--- Begin ---

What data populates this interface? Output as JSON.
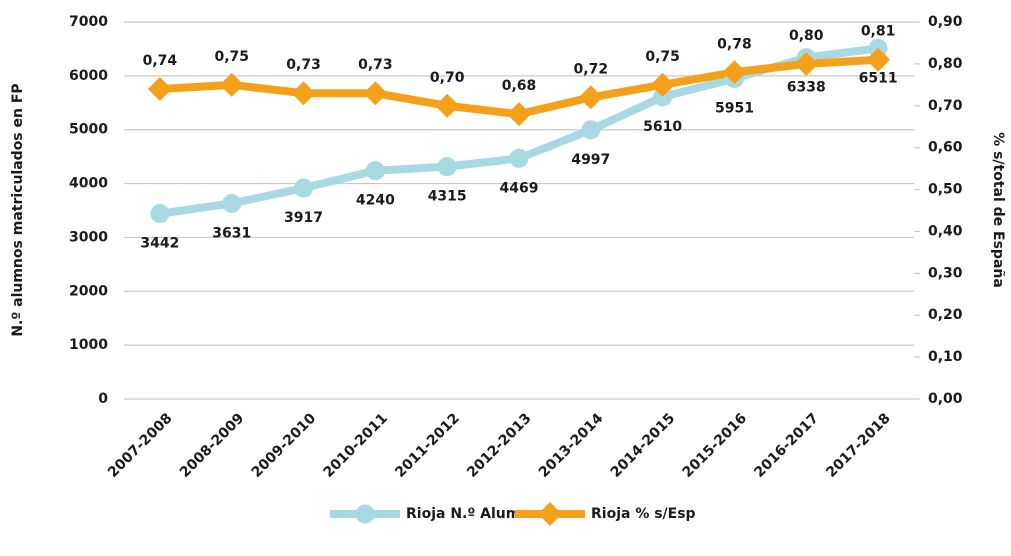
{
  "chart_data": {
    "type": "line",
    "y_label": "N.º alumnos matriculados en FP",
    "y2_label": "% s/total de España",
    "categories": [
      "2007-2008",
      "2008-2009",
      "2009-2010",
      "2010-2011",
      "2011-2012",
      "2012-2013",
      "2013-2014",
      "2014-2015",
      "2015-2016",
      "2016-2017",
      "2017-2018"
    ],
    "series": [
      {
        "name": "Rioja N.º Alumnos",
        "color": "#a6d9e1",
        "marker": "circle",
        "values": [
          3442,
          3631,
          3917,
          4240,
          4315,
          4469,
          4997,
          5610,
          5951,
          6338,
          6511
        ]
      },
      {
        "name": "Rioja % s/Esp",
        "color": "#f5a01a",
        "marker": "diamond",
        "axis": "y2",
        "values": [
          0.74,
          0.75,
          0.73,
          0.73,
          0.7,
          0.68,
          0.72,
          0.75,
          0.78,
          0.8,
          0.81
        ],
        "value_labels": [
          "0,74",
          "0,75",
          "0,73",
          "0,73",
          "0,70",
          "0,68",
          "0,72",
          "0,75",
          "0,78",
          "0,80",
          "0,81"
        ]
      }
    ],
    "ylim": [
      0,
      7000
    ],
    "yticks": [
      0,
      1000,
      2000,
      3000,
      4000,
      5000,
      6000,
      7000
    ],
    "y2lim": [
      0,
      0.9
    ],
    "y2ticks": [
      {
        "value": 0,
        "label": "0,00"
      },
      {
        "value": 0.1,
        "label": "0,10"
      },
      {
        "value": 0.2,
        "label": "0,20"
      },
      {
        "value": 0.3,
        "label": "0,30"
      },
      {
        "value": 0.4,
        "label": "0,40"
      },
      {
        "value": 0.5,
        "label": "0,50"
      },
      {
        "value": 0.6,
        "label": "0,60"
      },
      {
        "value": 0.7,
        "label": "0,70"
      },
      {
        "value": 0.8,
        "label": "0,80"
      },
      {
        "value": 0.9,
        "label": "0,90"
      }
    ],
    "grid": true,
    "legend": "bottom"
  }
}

--- End ---
--- Begin ---

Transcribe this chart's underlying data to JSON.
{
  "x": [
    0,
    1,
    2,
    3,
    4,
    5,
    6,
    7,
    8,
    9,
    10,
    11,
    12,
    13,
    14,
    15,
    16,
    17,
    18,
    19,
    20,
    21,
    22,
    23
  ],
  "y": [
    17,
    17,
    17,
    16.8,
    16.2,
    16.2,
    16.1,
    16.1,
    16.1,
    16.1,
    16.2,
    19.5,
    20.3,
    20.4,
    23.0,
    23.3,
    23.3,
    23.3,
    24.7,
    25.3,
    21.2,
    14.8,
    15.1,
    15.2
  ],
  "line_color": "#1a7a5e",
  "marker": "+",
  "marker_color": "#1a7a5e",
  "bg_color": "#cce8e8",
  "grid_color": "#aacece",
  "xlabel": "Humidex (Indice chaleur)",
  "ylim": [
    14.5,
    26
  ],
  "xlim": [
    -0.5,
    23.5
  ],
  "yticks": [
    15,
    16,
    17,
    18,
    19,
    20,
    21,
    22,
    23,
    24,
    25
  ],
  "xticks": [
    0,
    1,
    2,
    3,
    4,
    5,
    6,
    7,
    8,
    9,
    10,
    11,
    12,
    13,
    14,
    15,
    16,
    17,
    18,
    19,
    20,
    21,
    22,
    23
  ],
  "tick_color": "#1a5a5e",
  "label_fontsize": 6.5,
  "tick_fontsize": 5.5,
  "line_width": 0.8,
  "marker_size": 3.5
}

--- End ---
--- Begin ---

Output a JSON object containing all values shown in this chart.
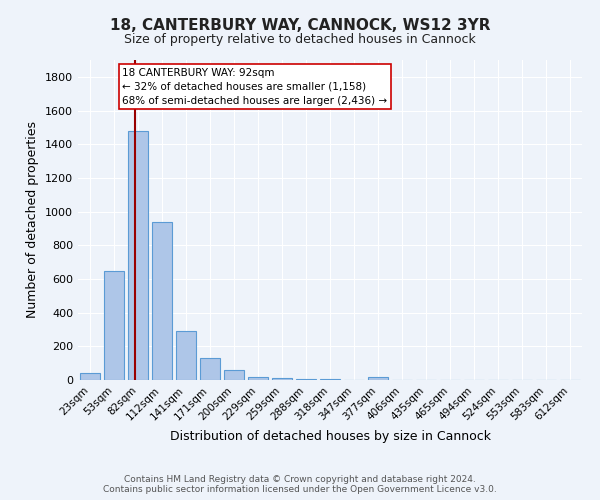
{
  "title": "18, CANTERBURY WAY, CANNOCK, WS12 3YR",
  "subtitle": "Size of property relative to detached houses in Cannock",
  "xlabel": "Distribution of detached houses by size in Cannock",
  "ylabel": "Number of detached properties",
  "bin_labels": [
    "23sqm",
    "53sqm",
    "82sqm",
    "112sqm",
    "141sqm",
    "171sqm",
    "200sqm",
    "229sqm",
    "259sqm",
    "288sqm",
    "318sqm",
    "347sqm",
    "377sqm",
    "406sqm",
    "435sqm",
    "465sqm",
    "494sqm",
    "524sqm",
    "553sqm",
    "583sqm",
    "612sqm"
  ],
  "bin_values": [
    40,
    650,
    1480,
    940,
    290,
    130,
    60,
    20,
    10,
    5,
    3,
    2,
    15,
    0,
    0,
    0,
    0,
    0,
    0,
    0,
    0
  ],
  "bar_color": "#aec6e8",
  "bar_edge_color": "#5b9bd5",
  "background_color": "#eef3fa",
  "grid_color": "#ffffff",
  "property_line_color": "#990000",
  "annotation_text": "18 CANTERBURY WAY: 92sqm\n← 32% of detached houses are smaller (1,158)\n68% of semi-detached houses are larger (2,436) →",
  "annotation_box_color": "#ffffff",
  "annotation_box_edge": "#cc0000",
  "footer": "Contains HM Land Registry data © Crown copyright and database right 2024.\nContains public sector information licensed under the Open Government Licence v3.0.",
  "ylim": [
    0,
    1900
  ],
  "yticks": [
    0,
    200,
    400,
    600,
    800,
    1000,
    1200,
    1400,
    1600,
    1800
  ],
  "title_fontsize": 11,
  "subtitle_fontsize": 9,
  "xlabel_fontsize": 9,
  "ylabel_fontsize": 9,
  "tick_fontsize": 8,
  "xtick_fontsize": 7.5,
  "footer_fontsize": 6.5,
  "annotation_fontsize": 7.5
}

--- End ---

Of the lines in the material above, state how many contain the string "houses"; give no other text.

3